## EXERCISE DATA
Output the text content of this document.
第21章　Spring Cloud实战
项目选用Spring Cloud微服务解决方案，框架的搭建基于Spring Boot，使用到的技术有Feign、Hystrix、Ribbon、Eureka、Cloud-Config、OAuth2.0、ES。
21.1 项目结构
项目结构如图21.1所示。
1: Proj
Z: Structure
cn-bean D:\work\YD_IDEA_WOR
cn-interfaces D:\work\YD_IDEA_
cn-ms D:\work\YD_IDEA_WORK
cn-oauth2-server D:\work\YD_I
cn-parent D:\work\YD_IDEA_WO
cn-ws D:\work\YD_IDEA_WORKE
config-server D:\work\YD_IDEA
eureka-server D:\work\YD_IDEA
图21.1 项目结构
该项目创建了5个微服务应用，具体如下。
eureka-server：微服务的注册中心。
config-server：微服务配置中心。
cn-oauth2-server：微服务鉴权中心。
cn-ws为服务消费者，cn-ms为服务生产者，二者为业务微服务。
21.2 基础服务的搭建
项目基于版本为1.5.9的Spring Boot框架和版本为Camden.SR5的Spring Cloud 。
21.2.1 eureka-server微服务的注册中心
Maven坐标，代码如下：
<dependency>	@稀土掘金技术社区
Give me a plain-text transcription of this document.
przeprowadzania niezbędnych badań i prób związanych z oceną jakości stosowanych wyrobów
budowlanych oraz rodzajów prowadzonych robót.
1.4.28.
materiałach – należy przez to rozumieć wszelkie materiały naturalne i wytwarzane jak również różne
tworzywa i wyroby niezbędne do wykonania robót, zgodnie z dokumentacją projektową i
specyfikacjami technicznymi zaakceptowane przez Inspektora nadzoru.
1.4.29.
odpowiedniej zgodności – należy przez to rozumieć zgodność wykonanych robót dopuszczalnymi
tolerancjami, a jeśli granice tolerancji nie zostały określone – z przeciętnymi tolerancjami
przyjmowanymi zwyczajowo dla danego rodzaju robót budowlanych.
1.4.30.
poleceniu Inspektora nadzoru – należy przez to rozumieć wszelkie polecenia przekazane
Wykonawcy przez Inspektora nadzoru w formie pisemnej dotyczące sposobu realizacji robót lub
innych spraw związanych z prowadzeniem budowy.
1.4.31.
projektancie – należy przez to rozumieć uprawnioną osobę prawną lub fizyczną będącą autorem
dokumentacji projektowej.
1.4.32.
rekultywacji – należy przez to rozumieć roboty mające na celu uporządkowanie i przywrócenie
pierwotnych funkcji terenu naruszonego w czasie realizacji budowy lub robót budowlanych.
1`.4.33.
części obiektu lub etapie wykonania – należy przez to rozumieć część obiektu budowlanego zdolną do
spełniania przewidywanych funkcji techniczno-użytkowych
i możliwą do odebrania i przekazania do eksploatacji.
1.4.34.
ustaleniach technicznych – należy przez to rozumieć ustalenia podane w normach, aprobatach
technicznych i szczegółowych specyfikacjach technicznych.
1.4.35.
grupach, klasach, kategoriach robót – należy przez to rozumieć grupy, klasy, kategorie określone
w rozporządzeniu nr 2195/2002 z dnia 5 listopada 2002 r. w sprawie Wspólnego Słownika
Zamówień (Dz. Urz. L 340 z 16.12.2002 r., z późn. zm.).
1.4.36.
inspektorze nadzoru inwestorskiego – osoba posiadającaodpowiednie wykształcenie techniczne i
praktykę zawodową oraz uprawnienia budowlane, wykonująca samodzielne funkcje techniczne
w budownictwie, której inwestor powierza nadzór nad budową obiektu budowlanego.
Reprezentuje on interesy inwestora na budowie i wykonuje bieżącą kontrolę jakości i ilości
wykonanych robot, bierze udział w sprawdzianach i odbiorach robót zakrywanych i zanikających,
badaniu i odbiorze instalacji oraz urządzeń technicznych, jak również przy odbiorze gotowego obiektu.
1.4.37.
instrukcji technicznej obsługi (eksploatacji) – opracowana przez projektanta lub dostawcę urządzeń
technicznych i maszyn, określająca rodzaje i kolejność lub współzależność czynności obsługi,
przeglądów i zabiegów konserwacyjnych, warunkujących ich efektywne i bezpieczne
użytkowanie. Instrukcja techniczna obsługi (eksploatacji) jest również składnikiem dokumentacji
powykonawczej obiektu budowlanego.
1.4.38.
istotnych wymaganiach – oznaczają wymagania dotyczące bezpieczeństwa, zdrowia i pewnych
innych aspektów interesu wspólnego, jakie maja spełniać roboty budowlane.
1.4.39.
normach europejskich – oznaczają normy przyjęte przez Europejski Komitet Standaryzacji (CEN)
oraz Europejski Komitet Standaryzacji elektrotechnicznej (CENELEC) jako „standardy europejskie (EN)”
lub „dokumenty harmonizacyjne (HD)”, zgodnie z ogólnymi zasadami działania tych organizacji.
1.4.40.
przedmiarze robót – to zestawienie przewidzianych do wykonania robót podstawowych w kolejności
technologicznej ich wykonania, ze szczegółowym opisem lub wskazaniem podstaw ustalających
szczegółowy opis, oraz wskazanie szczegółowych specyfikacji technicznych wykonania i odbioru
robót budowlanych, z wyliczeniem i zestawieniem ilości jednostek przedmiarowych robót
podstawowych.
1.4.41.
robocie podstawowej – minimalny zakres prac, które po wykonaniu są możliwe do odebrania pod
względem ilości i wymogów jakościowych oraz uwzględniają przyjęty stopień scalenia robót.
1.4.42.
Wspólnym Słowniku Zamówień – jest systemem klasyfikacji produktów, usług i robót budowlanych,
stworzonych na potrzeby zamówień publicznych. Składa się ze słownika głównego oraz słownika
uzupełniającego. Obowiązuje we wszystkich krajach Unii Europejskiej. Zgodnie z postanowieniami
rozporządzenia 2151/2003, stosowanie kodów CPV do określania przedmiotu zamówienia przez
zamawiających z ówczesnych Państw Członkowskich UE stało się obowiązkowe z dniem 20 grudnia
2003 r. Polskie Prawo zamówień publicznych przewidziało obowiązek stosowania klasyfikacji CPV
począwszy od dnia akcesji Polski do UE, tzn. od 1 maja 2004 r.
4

## INSTRUCTIONS TO FOLLOW
Search the lines for the word "obiektu" and report how many contain it, by number only.

## ANSWER TO THE EXERCISE
4